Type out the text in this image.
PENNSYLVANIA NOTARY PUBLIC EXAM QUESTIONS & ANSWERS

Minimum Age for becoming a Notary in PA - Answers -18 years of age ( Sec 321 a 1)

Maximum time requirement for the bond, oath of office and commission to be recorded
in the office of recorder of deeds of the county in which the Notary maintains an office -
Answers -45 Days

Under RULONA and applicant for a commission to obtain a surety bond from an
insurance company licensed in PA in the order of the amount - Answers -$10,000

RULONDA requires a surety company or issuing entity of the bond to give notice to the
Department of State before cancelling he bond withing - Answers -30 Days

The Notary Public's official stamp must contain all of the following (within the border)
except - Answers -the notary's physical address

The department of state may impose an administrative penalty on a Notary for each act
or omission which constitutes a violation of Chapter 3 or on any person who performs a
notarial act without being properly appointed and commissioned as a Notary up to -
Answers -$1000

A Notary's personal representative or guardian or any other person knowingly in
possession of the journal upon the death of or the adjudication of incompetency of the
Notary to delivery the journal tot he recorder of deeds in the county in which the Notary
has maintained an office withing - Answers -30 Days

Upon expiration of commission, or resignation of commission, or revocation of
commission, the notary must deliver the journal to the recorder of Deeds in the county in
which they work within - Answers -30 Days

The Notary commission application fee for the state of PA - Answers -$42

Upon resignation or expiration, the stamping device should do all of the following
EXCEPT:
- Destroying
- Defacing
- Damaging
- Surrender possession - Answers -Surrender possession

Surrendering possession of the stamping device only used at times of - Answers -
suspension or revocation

--------------------------------

Write the listing out again, exactly as shown above.

Type out the text in this image.
PENNSYLVANIA NOTARY PUBLIC EXAM QUESTIONS & ANSWERS

Minimum Age for becoming a Notary in PA - Answers -18 years of age ( Sec 321 a 1)

Maximum time requirement for the bond, oath of office and commission to be recorded
in the office of recorder of deeds of the county in which the Notary maintains an office -
Answers -45 Days

Under RULONA and applicant for a commission to obtain a surety bond from an
insurance company licensed in PA in the order of the amount - Answers -$10,000

RULONDA requires a surety company or issuing entity of the bond to give notice to the
Department of State before cancelling he bond withing - Answers -30 Days

The Notary Public's official stamp must contain all of the following (within the border)
except - Answers -the notary's physical address

The department of state may impose an administrative penalty on a Notary for each act
or omission which constitutes a violation of Chapter 3 or on any person who performs a
notarial act without being properly appointed and commissioned as a Notary up to -
Answers -$1000

A Notary's personal representative or guardian or any other person knowingly in
possession of the journal upon the death of or the adjudication of incompetency of the
Notary to delivery the journal tot he recorder of deeds in the county in which the Notary
has maintained an office withing - Answers -30 Days

Upon expiration of commission, or resignation of commission, or revocation of
commission, the notary must deliver the journal to the recorder of Deeds in the county in
which they work within - Answers -30 Days

The Notary commission application fee for the state of PA - Answers -$42

Upon resignation or expiration, the stamping device should do all of the following
EXCEPT:
- Destroying
- Defacing
- Damaging
- Surrender possession - Answers -Surrender possession

Surrendering possession of the stamping device only used at times of - Answers -
suspension or revocation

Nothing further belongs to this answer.